> _Problem requirements_
All of the records below need to be copied exactly.
· · · ·
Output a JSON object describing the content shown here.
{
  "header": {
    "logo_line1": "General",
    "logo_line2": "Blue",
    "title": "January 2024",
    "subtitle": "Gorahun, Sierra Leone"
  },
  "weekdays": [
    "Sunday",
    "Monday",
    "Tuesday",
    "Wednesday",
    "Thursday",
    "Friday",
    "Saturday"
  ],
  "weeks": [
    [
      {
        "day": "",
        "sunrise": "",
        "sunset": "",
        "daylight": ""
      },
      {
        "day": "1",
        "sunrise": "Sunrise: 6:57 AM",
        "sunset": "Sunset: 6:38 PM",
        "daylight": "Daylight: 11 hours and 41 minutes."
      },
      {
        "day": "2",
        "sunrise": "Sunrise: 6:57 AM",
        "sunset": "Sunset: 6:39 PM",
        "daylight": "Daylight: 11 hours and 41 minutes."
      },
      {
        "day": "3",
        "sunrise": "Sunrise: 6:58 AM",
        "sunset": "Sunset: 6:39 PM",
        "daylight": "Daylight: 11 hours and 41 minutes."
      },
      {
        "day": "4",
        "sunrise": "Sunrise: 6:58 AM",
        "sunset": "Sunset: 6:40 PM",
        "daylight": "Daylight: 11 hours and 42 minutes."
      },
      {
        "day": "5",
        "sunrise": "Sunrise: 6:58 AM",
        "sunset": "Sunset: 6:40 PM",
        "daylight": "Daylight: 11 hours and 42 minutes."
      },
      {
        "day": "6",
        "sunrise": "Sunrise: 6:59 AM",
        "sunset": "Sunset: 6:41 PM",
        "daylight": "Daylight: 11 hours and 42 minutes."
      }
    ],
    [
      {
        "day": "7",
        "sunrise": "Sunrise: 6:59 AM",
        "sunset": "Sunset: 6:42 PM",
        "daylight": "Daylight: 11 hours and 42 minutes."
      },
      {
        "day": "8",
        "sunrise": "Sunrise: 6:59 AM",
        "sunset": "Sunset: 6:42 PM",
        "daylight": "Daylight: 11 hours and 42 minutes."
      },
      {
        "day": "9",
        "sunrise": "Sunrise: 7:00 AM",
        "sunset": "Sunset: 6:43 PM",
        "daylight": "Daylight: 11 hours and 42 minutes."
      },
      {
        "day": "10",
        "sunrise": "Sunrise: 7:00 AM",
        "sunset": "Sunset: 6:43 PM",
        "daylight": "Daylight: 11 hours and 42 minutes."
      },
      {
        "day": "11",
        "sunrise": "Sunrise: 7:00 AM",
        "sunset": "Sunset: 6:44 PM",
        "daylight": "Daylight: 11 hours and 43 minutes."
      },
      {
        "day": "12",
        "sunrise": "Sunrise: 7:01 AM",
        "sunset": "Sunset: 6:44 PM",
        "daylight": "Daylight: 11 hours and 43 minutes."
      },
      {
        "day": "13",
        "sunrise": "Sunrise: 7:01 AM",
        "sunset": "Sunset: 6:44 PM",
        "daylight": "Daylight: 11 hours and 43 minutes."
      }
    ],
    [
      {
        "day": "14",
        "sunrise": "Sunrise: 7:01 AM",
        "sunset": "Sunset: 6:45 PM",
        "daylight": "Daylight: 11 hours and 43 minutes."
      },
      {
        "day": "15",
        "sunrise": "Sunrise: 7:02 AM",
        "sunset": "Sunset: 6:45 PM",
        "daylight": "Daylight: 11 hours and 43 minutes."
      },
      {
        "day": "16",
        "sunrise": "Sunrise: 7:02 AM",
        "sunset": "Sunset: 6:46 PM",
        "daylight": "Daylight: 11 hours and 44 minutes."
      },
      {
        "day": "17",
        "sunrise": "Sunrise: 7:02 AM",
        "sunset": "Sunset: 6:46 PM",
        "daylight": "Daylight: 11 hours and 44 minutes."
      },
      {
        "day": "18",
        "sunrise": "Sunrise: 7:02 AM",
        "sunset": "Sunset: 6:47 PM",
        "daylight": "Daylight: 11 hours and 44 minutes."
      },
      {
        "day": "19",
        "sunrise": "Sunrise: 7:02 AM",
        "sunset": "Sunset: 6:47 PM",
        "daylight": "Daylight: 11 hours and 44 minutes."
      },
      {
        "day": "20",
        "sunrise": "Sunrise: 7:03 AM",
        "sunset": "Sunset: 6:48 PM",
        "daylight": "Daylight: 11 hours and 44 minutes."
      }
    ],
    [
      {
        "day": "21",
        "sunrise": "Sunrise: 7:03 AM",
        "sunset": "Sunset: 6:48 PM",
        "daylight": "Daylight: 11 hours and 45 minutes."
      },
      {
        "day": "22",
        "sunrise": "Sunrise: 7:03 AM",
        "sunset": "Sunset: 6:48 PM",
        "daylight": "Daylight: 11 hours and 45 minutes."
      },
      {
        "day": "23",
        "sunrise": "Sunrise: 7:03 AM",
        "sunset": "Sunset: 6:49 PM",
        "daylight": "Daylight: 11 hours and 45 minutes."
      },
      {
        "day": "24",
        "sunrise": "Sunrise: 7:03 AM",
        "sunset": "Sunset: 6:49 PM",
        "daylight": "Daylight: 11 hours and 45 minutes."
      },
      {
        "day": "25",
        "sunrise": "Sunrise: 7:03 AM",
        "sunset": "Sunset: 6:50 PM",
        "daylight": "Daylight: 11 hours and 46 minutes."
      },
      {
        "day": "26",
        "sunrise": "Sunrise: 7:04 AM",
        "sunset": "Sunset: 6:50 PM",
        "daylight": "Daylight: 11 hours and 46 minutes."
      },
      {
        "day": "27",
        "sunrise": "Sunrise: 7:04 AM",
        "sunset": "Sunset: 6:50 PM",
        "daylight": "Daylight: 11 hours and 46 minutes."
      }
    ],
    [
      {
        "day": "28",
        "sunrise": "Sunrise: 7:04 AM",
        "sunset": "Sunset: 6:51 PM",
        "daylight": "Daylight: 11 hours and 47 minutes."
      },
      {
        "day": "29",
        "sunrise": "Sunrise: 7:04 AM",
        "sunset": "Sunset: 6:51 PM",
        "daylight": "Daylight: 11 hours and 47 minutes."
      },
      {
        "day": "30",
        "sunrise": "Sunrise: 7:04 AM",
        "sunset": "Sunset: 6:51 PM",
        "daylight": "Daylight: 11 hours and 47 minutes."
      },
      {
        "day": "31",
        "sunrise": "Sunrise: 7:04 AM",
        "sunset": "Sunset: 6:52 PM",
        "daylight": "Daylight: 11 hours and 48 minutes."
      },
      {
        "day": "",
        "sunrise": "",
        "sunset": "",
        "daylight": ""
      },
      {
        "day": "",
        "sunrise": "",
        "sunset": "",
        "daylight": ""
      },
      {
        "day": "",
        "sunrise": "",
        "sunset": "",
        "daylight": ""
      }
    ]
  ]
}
· · · ·
> _Exercise solution_
Output a JSON object describing the content shown here.
{
  "header": {
    "logo_line1": "General",
    "logo_line2": "Blue",
    "title": "January 2024",
    "subtitle": "Gorahun, Sierra Leone"
  },
  "weekdays": [
    "Sunday",
    "Monday",
    "Tuesday",
    "Wednesday",
    "Thursday",
    "Friday",
    "Saturday"
  ],
  "weeks": [
    [
      {
        "day": "",
        "sunrise": "",
        "sunset": "",
        "daylight": ""
      },
      {
        "day": "1",
        "sunrise": "Sunrise: 6:57 AM",
        "sunset": "Sunset: 6:38 PM",
        "daylight": "Daylight: 11 hours and 41 minutes."
      },
      {
        "day": "2",
        "sunrise": "Sunrise: 6:57 AM",
        "sunset": "Sunset: 6:39 PM",
        "daylight": "Daylight: 11 hours and 41 minutes."
      },
      {
        "day": "3",
        "sunrise": "Sunrise: 6:58 AM",
        "sunset": "Sunset: 6:39 PM",
        "daylight": "Daylight: 11 hours and 41 minutes."
      },
      {
        "day": "4",
        "sunrise": "Sunrise: 6:58 AM",
        "sunset": "Sunset: 6:40 PM",
        "daylight": "Daylight: 11 hours and 42 minutes."
      },
      {
        "day": "5",
        "sunrise": "Sunrise: 6:58 AM",
        "sunset": "Sunset: 6:40 PM",
        "daylight": "Daylight: 11 hours and 42 minutes."
      },
      {
        "day": "6",
        "sunrise": "Sunrise: 6:59 AM",
        "sunset": "Sunset: 6:41 PM",
        "daylight": "Daylight: 11 hours and 42 minutes."
      }
    ],
    [
      {
        "day": "7",
        "sunrise": "Sunrise: 6:59 AM",
        "sunset": "Sunset: 6:42 PM",
        "daylight": "Daylight: 11 hours and 42 minutes."
      },
      {
        "day": "8",
        "sunrise": "Sunrise: 6:59 AM",
        "sunset": "Sunset: 6:42 PM",
        "daylight": "Daylight: 11 hours and 42 minutes."
      },
      {
        "day": "9",
        "sunrise": "Sunrise: 7:00 AM",
        "sunset": "Sunset: 6:43 PM",
        "daylight": "Daylight: 11 hours and 42 minutes."
      },
      {
        "day": "10",
        "sunrise": "Sunrise: 7:00 AM",
        "sunset": "Sunset: 6:43 PM",
        "daylight": "Daylight: 11 hours and 42 minutes."
      },
      {
        "day": "11",
        "sunrise": "Sunrise: 7:00 AM",
        "sunset": "Sunset: 6:44 PM",
        "daylight": "Daylight: 11 hours and 43 minutes."
      },
      {
        "day": "12",
        "sunrise": "Sunrise: 7:01 AM",
        "sunset": "Sunset: 6:44 PM",
        "daylight": "Daylight: 11 hours and 43 minutes."
      },
      {
        "day": "13",
        "sunrise": "Sunrise: 7:01 AM",
        "sunset": "Sunset: 6:44 PM",
        "daylight": "Daylight: 11 hours and 43 minutes."
      }
    ],
    [
      {
        "day": "14",
        "sunrise": "Sunrise: 7:01 AM",
        "sunset": "Sunset: 6:45 PM",
        "daylight": "Daylight: 11 hours and 43 minutes."
      },
      {
        "day": "15",
        "sunrise": "Sunrise: 7:02 AM",
        "sunset": "Sunset: 6:45 PM",
        "daylight": "Daylight: 11 hours and 43 minutes."
      },
      {
        "day": "16",
        "sunrise": "Sunrise: 7:02 AM",
        "sunset": "Sunset: 6:46 PM",
        "daylight": "Daylight: 11 hours and 44 minutes."
      },
      {
        "day": "17",
        "sunrise": "Sunrise: 7:02 AM",
        "sunset": "Sunset: 6:46 PM",
        "daylight": "Daylight: 11 hours and 44 minutes."
      },
      {
        "day": "18",
        "sunrise": "Sunrise: 7:02 AM",
        "sunset": "Sunset: 6:47 PM",
        "daylight": "Daylight: 11 hours and 44 minutes."
      },
      {
        "day": "19",
        "sunrise": "Sunrise: 7:02 AM",
        "sunset": "Sunset: 6:47 PM",
        "daylight": "Daylight: 11 hours and 44 minutes."
      },
      {
        "day": "20",
        "sunrise": "Sunrise: 7:03 AM",
        "sunset": "Sunset: 6:48 PM",
        "daylight": "Daylight: 11 hours and 44 minutes."
      }
    ],
    [
      {
        "day": "21",
        "sunrise": "Sunrise: 7:03 AM",
        "sunset": "Sunset: 6:48 PM",
        "daylight": "Daylight: 11 hours and 45 minutes."
      },
      {
        "day": "22",
        "sunrise": "Sunrise: 7:03 AM",
        "sunset": "Sunset: 6:48 PM",
        "daylight": "Daylight: 11 hours and 45 minutes."
      },
      {
        "day": "23",
        "sunrise": "Sunrise: 7:03 AM",
        "sunset": "Sunset: 6:49 PM",
        "daylight": "Daylight: 11 hours and 45 minutes."
      },
      {
        "day": "24",
        "sunrise": "Sunrise: 7:03 AM",
        "sunset": "Sunset: 6:49 PM",
        "daylight": "Daylight: 11 hours and 45 minutes."
      },
      {
        "day": "25",
        "sunrise": "Sunrise: 7:03 AM",
        "sunset": "Sunset: 6:50 PM",
        "daylight": "Daylight: 11 hours and 46 minutes."
      },
      {
        "day": "26",
        "sunrise": "Sunrise: 7:04 AM",
        "sunset": "Sunset: 6:50 PM",
        "daylight": "Daylight: 11 hours and 46 minutes."
      },
      {
        "day": "27",
        "sunrise": "Sunrise: 7:04 AM",
        "sunset": "Sunset: 6:50 PM",
        "daylight": "Daylight: 11 hours and 46 minutes."
      }
    ],
    [
      {
        "day": "28",
        "sunrise": "Sunrise: 7:04 AM",
        "sunset": "Sunset: 6:51 PM",
        "daylight": "Daylight: 11 hours and 47 minutes."
      },
      {
        "day": "29",
        "sunrise": "Sunrise: 7:04 AM",
        "sunset": "Sunset: 6:51 PM",
        "daylight": "Daylight: 11 hours and 47 minutes."
      },
      {
        "day": "30",
        "sunrise": "Sunrise: 7:04 AM",
        "sunset": "Sunset: 6:51 PM",
        "daylight": "Daylight: 11 hours and 47 minutes."
      },
      {
        "day": "31",
        "sunrise": "Sunrise: 7:04 AM",
        "sunset": "Sunset: 6:52 PM",
        "daylight": "Daylight: 11 hours and 48 minutes."
      },
      {
        "day": "",
        "sunrise": "",
        "sunset": "",
        "daylight": ""
      },
      {
        "day": "",
        "sunrise": "",
        "sunset": "",
        "daylight": ""
      },
      {
        "day": "",
        "sunrise": "",
        "sunset": "",
        "daylight": ""
      }
    ]
  ]
}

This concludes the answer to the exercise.